- [Task statement]
Return all the entries exactly, keeping pictures out.

- [Supplied records]
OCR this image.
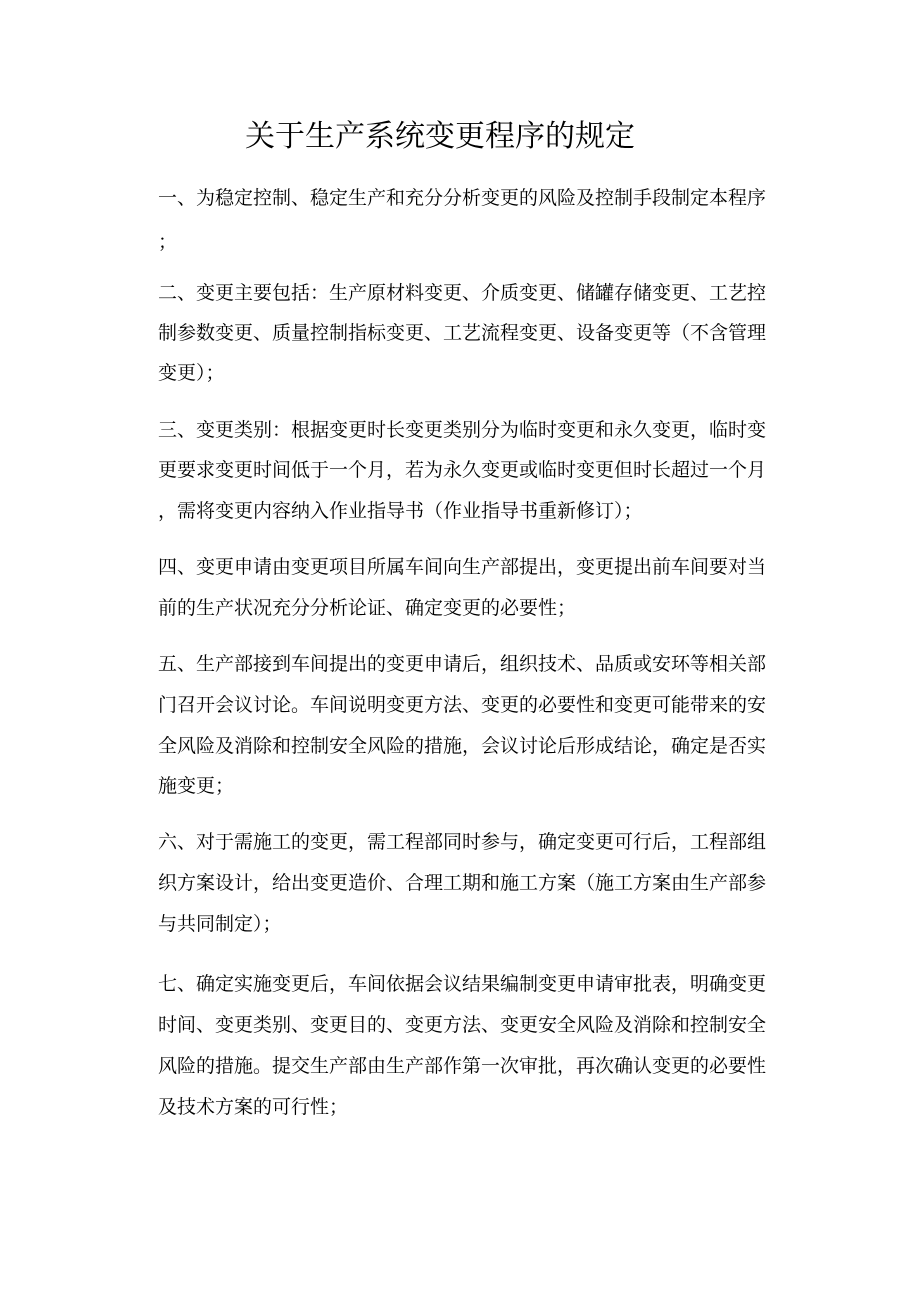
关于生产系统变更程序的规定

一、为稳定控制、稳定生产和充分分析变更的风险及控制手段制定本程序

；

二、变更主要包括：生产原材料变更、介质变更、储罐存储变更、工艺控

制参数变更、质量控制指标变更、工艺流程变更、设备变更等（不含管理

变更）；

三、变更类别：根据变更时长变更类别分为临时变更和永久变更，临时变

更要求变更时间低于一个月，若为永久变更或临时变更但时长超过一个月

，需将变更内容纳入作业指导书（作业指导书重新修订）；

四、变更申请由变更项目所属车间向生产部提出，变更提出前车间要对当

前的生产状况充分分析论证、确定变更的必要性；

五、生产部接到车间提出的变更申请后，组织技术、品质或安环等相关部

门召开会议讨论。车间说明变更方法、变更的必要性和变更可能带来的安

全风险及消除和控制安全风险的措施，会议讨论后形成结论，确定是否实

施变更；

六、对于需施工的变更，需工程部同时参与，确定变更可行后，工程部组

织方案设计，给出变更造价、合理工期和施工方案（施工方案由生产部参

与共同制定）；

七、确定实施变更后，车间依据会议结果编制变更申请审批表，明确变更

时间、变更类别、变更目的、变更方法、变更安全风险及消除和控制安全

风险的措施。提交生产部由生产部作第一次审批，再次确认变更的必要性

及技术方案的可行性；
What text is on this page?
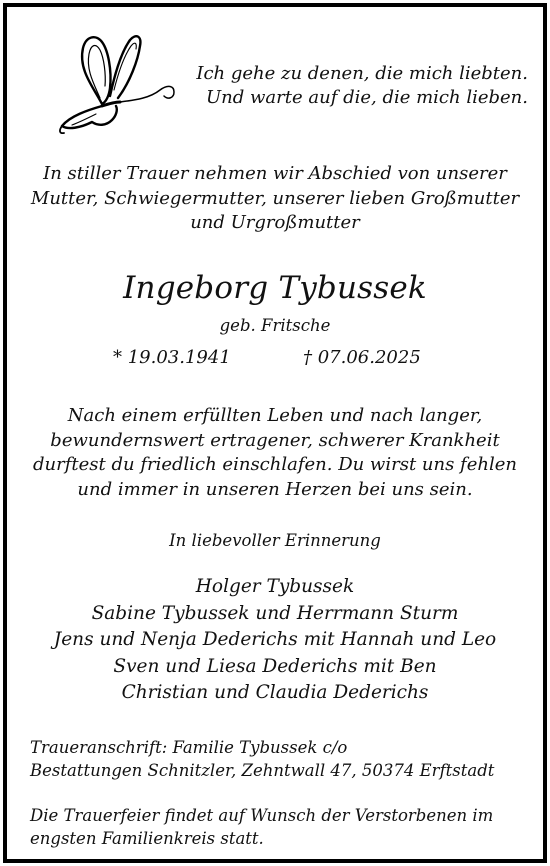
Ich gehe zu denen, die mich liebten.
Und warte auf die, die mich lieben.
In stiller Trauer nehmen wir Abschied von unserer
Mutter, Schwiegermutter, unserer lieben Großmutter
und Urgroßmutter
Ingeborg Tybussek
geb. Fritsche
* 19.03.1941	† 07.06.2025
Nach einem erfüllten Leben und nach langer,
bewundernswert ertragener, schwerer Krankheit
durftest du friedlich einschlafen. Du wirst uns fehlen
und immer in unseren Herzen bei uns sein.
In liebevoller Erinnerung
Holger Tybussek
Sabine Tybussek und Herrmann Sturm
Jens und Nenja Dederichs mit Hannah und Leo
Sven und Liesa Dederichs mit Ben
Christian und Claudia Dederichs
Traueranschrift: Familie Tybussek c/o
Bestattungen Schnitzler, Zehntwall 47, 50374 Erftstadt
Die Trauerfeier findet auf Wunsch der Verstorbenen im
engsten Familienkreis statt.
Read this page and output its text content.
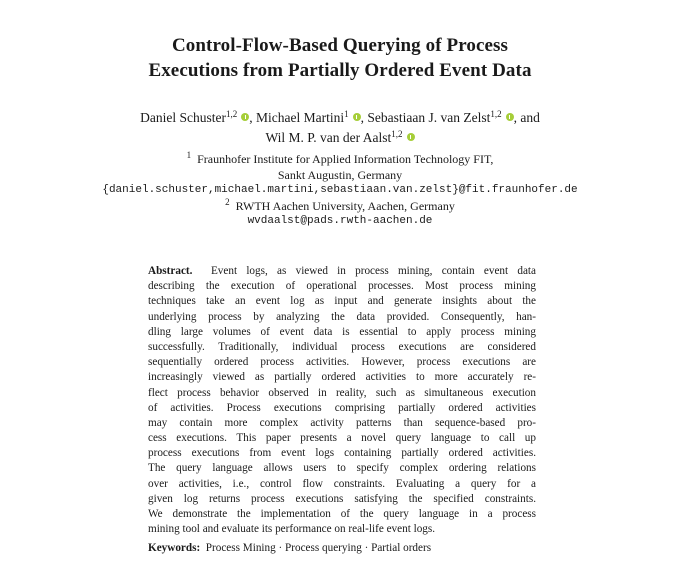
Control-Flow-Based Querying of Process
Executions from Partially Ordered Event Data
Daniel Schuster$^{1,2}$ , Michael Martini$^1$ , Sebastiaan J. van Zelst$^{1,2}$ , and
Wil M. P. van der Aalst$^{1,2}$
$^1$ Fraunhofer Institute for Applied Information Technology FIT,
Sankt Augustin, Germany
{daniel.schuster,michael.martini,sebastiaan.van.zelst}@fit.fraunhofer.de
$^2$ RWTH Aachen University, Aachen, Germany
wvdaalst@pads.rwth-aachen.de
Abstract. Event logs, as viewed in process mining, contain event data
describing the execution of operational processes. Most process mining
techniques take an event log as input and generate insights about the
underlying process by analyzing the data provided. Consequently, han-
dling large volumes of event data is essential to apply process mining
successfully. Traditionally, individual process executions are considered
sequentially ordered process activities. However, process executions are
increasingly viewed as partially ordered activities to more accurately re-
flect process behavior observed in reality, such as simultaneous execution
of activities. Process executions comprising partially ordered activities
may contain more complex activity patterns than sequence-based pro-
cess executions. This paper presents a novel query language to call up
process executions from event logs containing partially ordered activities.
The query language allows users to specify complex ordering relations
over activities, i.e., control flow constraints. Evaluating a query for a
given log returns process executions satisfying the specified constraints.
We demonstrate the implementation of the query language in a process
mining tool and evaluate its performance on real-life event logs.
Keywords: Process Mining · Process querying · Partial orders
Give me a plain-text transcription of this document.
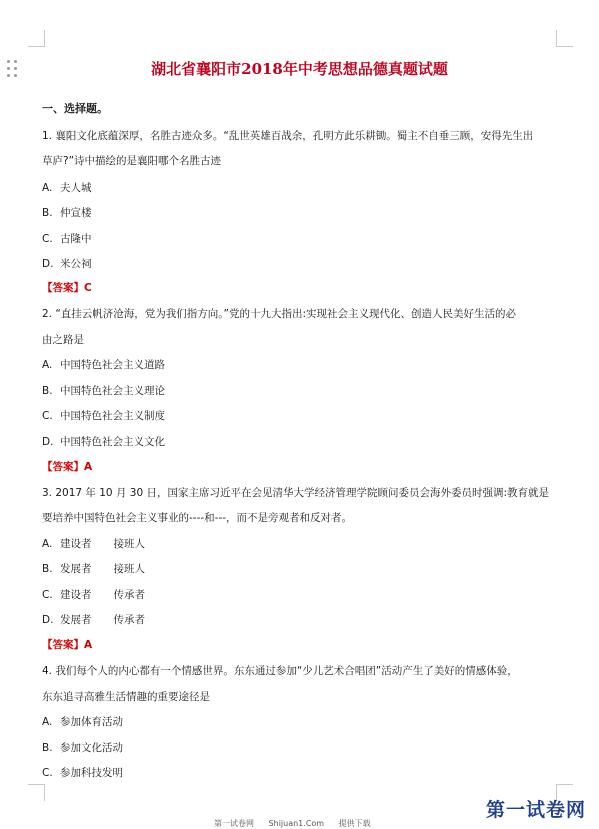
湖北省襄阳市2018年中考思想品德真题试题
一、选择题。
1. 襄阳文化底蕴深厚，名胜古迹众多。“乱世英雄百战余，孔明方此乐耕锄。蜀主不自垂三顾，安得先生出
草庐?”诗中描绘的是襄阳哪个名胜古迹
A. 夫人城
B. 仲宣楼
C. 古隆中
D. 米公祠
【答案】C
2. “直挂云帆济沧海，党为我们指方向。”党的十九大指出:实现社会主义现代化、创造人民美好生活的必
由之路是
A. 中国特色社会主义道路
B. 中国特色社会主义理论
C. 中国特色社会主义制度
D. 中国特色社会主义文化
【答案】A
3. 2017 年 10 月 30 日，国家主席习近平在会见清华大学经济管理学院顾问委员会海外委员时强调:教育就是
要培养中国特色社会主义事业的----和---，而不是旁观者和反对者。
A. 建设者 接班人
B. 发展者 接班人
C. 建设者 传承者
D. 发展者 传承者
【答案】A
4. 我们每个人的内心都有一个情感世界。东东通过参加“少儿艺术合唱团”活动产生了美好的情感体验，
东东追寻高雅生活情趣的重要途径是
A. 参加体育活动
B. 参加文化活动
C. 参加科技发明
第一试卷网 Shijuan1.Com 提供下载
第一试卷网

- [Result of this exercise]
OCR this image.
关于生产系统变更程序的规定

一、为稳定控制、稳定生产和充分分析变更的风险及控制手段制定本程序

；

二、变更主要包括：生产原材料变更、介质变更、储罐存储变更、工艺控

制参数变更、质量控制指标变更、工艺流程变更、设备变更等（不含管理

变更）；

三、变更类别：根据变更时长变更类别分为临时变更和永久变更，临时变

更要求变更时间低于一个月，若为永久变更或临时变更但时长超过一个月

，需将变更内容纳入作业指导书（作业指导书重新修订）；

四、变更申请由变更项目所属车间向生产部提出，变更提出前车间要对当

前的生产状况充分分析论证、确定变更的必要性；

五、生产部接到车间提出的变更申请后，组织技术、品质或安环等相关部

门召开会议讨论。车间说明变更方法、变更的必要性和变更可能带来的安

全风险及消除和控制安全风险的措施，会议讨论后形成结论，确定是否实

施变更；

六、对于需施工的变更，需工程部同时参与，确定变更可行后，工程部组

织方案设计，给出变更造价、合理工期和施工方案（施工方案由生产部参

与共同制定）；

七、确定实施变更后，车间依据会议结果编制变更申请审批表，明确变更

时间、变更类别、变更目的、变更方法、变更安全风险及消除和控制安全

风险的措施。提交生产部由生产部作第一次审批，再次确认变更的必要性

及技术方案的可行性；
What text is on this page?
Ich gehe zu denen, die mich liebten.
Und warte auf die, die mich lieben.
In stiller Trauer nehmen wir Abschied von unserer
Mutter, Schwiegermutter, unserer lieben Großmutter
und Urgroßmutter
Ingeborg Tybussek
geb. Fritsche
* 19.03.1941	† 07.06.2025
Nach einem erfüllten Leben und nach langer,
bewundernswert ertragener, schwerer Krankheit
durftest du friedlich einschlafen. Du wirst uns fehlen
und immer in unseren Herzen bei uns sein.
In liebevoller Erinnerung
Holger Tybussek
Sabine Tybussek und Herrmann Sturm
Jens und Nenja Dederichs mit Hannah und Leo
Sven und Liesa Dederichs mit Ben
Christian und Claudia Dederichs
Traueranschrift: Familie Tybussek c/o
Bestattungen Schnitzler, Zehntwall 47, 50374 Erftstadt
Die Trauerfeier findet auf Wunsch der Verstorbenen im
engsten Familienkreis statt.
Read this page and output its text content.
Control-Flow-Based Querying of Process
Executions from Partially Ordered Event Data
Daniel Schuster$^{1,2}$ , Michael Martini$^1$ , Sebastiaan J. van Zelst$^{1,2}$ , and
Wil M. P. van der Aalst$^{1,2}$
$^1$ Fraunhofer Institute for Applied Information Technology FIT,
Sankt Augustin, Germany
{daniel.schuster,michael.martini,sebastiaan.van.zelst}@fit.fraunhofer.de
$^2$ RWTH Aachen University, Aachen, Germany
wvdaalst@pads.rwth-aachen.de
Abstract. Event logs, as viewed in process mining, contain event data
describing the execution of operational processes. Most process mining
techniques take an event log as input and generate insights about the
underlying process by analyzing the data provided. Consequently, han-
dling large volumes of event data is essential to apply process mining
successfully. Traditionally, individual process executions are considered
sequentially ordered process activities. However, process executions are
increasingly viewed as partially ordered activities to more accurately re-
flect process behavior observed in reality, such as simultaneous execution
of activities. Process executions comprising partially ordered activities
may contain more complex activity patterns than sequence-based pro-
cess executions. This paper presents a novel query language to call up
process executions from event logs containing partially ordered activities.
The query language allows users to specify complex ordering relations
over activities, i.e., control flow constraints. Evaluating a query for a
given log returns process executions satisfying the specified constraints.
We demonstrate the implementation of the query language in a process
mining tool and evaluate its performance on real-life event logs.
Keywords: Process Mining · Process querying · Partial orders
Give me a plain-text transcription of this document.
湖北省襄阳市2018年中考思想品德真题试题
一、选择题。
1. 襄阳文化底蕴深厚，名胜古迹众多。“乱世英雄百战余，孔明方此乐耕锄。蜀主不自垂三顾，安得先生出
草庐?”诗中描绘的是襄阳哪个名胜古迹
A. 夫人城
B. 仲宣楼
C. 古隆中
D. 米公祠
【答案】C
2. “直挂云帆济沧海，党为我们指方向。”党的十九大指出:实现社会主义现代化、创造人民美好生活的必
由之路是
A. 中国特色社会主义道路
B. 中国特色社会主义理论
C. 中国特色社会主义制度
D. 中国特色社会主义文化
【答案】A
3. 2017 年 10 月 30 日，国家主席习近平在会见清华大学经济管理学院顾问委员会海外委员时强调:教育就是
要培养中国特色社会主义事业的----和---，而不是旁观者和反对者。
A. 建设者 接班人
B. 发展者 接班人
C. 建设者 传承者
D. 发展者 传承者
【答案】A
4. 我们每个人的内心都有一个情感世界。东东通过参加“少儿艺术合唱团”活动产生了美好的情感体验，
东东追寻高雅生活情趣的重要途径是
A. 参加体育活动
B. 参加文化活动
C. 参加科技发明
第一试卷网 Shijuan1.Com 提供下载
第一试卷网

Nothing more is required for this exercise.